**EXERCISE DATA**
____________________

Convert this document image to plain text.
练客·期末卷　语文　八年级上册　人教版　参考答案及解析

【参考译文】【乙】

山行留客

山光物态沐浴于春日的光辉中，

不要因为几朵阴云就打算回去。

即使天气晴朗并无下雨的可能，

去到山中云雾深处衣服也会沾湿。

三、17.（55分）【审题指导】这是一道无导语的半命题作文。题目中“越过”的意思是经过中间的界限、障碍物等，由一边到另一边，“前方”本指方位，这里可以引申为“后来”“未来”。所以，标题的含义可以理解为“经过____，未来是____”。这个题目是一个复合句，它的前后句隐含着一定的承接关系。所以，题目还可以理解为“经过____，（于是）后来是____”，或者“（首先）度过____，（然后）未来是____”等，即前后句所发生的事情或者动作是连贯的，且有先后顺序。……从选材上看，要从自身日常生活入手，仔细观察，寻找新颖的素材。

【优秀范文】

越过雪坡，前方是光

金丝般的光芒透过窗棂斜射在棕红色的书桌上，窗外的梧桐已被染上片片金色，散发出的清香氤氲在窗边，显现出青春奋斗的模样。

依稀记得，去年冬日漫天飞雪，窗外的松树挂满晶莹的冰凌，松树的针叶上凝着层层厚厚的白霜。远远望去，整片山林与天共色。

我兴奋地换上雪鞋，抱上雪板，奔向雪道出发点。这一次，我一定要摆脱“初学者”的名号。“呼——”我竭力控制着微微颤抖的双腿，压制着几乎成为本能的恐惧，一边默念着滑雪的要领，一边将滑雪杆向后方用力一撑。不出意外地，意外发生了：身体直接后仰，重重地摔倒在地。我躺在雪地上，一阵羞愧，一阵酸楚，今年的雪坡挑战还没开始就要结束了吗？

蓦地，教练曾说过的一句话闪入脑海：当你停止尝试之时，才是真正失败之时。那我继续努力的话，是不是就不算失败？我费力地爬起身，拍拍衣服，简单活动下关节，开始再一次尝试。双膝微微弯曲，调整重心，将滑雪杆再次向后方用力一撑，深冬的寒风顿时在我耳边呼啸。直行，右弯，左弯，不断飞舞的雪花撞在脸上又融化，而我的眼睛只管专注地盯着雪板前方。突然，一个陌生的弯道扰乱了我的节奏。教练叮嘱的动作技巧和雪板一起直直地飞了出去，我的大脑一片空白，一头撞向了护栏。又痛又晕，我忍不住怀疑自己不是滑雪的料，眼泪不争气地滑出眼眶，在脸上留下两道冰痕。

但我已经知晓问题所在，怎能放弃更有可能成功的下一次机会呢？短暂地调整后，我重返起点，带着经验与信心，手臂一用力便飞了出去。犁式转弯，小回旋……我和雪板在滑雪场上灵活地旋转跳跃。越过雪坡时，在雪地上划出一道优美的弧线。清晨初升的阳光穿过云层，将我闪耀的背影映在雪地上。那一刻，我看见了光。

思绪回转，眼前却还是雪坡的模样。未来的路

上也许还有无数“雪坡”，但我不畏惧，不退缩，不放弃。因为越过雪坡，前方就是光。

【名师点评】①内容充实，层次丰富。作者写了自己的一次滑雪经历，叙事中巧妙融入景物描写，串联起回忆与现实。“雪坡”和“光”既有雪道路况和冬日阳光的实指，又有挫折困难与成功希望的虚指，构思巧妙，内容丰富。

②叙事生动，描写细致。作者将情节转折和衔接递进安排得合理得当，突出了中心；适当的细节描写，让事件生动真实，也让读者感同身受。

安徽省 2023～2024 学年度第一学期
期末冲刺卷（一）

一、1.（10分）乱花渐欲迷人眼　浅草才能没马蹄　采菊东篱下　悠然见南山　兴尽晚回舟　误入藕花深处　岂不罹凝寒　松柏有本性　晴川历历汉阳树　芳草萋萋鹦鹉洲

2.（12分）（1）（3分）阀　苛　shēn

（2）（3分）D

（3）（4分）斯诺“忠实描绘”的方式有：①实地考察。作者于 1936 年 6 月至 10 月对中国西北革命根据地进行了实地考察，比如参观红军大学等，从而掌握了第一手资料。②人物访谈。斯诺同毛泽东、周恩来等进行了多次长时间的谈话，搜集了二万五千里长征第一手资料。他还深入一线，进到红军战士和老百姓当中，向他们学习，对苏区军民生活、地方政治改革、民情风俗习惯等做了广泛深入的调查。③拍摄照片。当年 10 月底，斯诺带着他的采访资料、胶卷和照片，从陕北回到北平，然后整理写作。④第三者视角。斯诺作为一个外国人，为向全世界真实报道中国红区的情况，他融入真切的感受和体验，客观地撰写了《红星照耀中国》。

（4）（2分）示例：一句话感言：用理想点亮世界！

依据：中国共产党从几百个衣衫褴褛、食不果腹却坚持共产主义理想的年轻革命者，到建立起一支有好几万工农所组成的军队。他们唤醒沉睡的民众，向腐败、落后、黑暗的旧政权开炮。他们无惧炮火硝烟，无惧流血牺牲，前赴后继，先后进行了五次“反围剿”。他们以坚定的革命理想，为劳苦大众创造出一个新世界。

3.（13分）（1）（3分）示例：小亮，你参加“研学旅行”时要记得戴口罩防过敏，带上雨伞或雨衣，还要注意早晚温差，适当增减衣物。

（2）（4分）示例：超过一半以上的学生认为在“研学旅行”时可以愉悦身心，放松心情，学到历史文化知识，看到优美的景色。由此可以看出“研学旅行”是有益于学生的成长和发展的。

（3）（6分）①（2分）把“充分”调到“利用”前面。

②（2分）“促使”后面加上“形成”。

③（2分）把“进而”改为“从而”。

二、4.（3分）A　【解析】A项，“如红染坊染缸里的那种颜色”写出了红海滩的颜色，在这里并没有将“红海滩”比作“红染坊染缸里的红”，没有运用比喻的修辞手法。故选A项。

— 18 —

____________________

Copy the entries above exactly, leaving none out.

**ANSWER**
Convert this document image to plain text.
练客·期末卷　语文　八年级上册　人教版　参考答案及解析

【参考译文】【乙】

山行留客

山光物态沐浴于春日的光辉中，

不要因为几朵阴云就打算回去。

即使天气晴朗并无下雨的可能，

去到山中云雾深处衣服也会沾湿。

三、17.（55分）【审题指导】这是一道无导语的半命题作文。题目中“越过”的意思是经过中间的界限、障碍物等，由一边到另一边，“前方”本指方位，这里可以引申为“后来”“未来”。所以，标题的含义可以理解为“经过____，未来是____”。这个题目是一个复合句，它的前后句隐含着一定的承接关系。所以，题目还可以理解为“经过____，（于是）后来是____”，或者“（首先）度过____，（然后）未来是____”等，即前后句所发生的事情或者动作是连贯的，且有先后顺序。……从选材上看，要从自身日常生活入手，仔细观察，寻找新颖的素材。

【优秀范文】

越过雪坡，前方是光

金丝般的光芒透过窗棂斜射在棕红色的书桌上，窗外的梧桐已被染上片片金色，散发出的清香氤氲在窗边，显现出青春奋斗的模样。

依稀记得，去年冬日漫天飞雪，窗外的松树挂满晶莹的冰凌，松树的针叶上凝着层层厚厚的白霜。远远望去，整片山林与天共色。

我兴奋地换上雪鞋，抱上雪板，奔向雪道出发点。这一次，我一定要摆脱“初学者”的名号。“呼——”我竭力控制着微微颤抖的双腿，压制着几乎成为本能的恐惧，一边默念着滑雪的要领，一边将滑雪杆向后方用力一撑。不出意外地，意外发生了：身体直接后仰，重重地摔倒在地。我躺在雪地上，一阵羞愧，一阵酸楚，今年的雪坡挑战还没开始就要结束了吗？

蓦地，教练曾说过的一句话闪入脑海：当你停止尝试之时，才是真正失败之时。那我继续努力的话，是不是就不算失败？我费力地爬起身，拍拍衣服，简单活动下关节，开始再一次尝试。双膝微微弯曲，调整重心，将滑雪杆再次向后方用力一撑，深冬的寒风顿时在我耳边呼啸。直行，右弯，左弯，不断飞舞的雪花撞在脸上又融化，而我的眼睛只管专注地盯着雪板前方。突然，一个陌生的弯道扰乱了我的节奏。教练叮嘱的动作技巧和雪板一起直直地飞了出去，我的大脑一片空白，一头撞向了护栏。又痛又晕，我忍不住怀疑自己不是滑雪的料，眼泪不争气地滑出眼眶，在脸上留下两道冰痕。

但我已经知晓问题所在，怎能放弃更有可能成功的下一次机会呢？短暂地调整后，我重返起点，带着经验与信心，手臂一用力便飞了出去。犁式转弯，小回旋……我和雪板在滑雪场上灵活地旋转跳跃。越过雪坡时，在雪地上划出一道优美的弧线。清晨初升的阳光穿过云层，将我闪耀的背影映在雪地上。那一刻，我看见了光。

思绪回转，眼前却还是雪坡的模样。未来的路

上也许还有无数“雪坡”，但我不畏惧，不退缩，不放弃。因为越过雪坡，前方就是光。

【名师点评】①内容充实，层次丰富。作者写了自己的一次滑雪经历，叙事中巧妙融入景物描写，串联起回忆与现实。“雪坡”和“光”既有雪道路况和冬日阳光的实指，又有挫折困难与成功希望的虚指，构思巧妙，内容丰富。

②叙事生动，描写细致。作者将情节转折和衔接递进安排得合理得当，突出了中心；适当的细节描写，让事件生动真实，也让读者感同身受。

安徽省 2023～2024 学年度第一学期
期末冲刺卷（一）

一、1.（10分）乱花渐欲迷人眼　浅草才能没马蹄　采菊东篱下　悠然见南山　兴尽晚回舟　误入藕花深处　岂不罹凝寒　松柏有本性　晴川历历汉阳树　芳草萋萋鹦鹉洲

2.（12分）（1）（3分）阀　苛　shēn

（2）（3分）D

（3）（4分）斯诺“忠实描绘”的方式有：①实地考察。作者于 1936 年 6 月至 10 月对中国西北革命根据地进行了实地考察，比如参观红军大学等，从而掌握了第一手资料。②人物访谈。斯诺同毛泽东、周恩来等进行了多次长时间的谈话，搜集了二万五千里长征第一手资料。他还深入一线，进到红军战士和老百姓当中，向他们学习，对苏区军民生活、地方政治改革、民情风俗习惯等做了广泛深入的调查。③拍摄照片。当年 10 月底，斯诺带着他的采访资料、胶卷和照片，从陕北回到北平，然后整理写作。④第三者视角。斯诺作为一个外国人，为向全世界真实报道中国红区的情况，他融入真切的感受和体验，客观地撰写了《红星照耀中国》。

（4）（2分）示例：一句话感言：用理想点亮世界！

依据：中国共产党从几百个衣衫褴褛、食不果腹却坚持共产主义理想的年轻革命者，到建立起一支有好几万工农所组成的军队。他们唤醒沉睡的民众，向腐败、落后、黑暗的旧政权开炮。他们无惧炮火硝烟，无惧流血牺牲，前赴后继，先后进行了五次“反围剿”。他们以坚定的革命理想，为劳苦大众创造出一个新世界。

3.（13分）（1）（3分）示例：小亮，你参加“研学旅行”时要记得戴口罩防过敏，带上雨伞或雨衣，还要注意早晚温差，适当增减衣物。

（2）（4分）示例：超过一半以上的学生认为在“研学旅行”时可以愉悦身心，放松心情，学到历史文化知识，看到优美的景色。由此可以看出“研学旅行”是有益于学生的成长和发展的。

（3）（6分）①（2分）把“充分”调到“利用”前面。

②（2分）“促使”后面加上“形成”。

③（2分）把“进而”改为“从而”。

二、4.（3分）A　【解析】A项，“如红染坊染缸里的那种颜色”写出了红海滩的颜色，在这里并没有将“红海滩”比作“红染坊染缸里的红”，没有运用比喻的修辞手法。故选A项。

— 18 —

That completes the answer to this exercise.